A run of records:
★ ★ ★ ★ ★
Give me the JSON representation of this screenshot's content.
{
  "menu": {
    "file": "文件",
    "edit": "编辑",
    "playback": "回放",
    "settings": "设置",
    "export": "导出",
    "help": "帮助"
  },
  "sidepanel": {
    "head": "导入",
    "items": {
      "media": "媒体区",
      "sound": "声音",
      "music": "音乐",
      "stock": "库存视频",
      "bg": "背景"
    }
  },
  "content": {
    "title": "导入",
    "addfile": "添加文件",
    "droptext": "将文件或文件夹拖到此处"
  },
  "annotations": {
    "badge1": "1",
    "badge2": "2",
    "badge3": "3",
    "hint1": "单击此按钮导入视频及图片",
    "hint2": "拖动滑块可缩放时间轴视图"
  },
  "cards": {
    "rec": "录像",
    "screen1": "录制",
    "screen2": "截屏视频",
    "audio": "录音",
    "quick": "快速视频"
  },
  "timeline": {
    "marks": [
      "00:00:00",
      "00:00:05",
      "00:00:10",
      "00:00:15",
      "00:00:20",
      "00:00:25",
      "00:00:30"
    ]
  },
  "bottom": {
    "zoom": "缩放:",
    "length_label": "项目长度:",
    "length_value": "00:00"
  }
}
★ ★ ★ ★ ★
Short problem.
Transcribe the data. Leave every line exactly as it is.

Result.
Give me the JSON representation of this screenshot's content.
{
  "menu": {
    "file": "文件",
    "edit": "编辑",
    "playback": "回放",
    "settings": "设置",
    "export": "导出",
    "help": "帮助"
  },
  "sidepanel": {
    "head": "导入",
    "items": {
      "media": "媒体区",
      "sound": "声音",
      "music": "音乐",
      "stock": "库存视频",
      "bg": "背景"
    }
  },
  "content": {
    "title": "导入",
    "addfile": "添加文件",
    "droptext": "将文件或文件夹拖到此处"
  },
  "annotations": {
    "badge1": "1",
    "badge2": "2",
    "badge3": "3",
    "hint1": "单击此按钮导入视频及图片",
    "hint2": "拖动滑块可缩放时间轴视图"
  },
  "cards": {
    "rec": "录像",
    "screen1": "录制",
    "screen2": "截屏视频",
    "audio": "录音",
    "quick": "快速视频"
  },
  "timeline": {
    "marks": [
      "00:00:00",
      "00:00:05",
      "00:00:10",
      "00:00:15",
      "00:00:20",
      "00:00:25",
      "00:00:30"
    ]
  },
  "bottom": {
    "zoom": "缩放:",
    "length_label": "项目长度:",
    "length_value": "00:00"
  }
}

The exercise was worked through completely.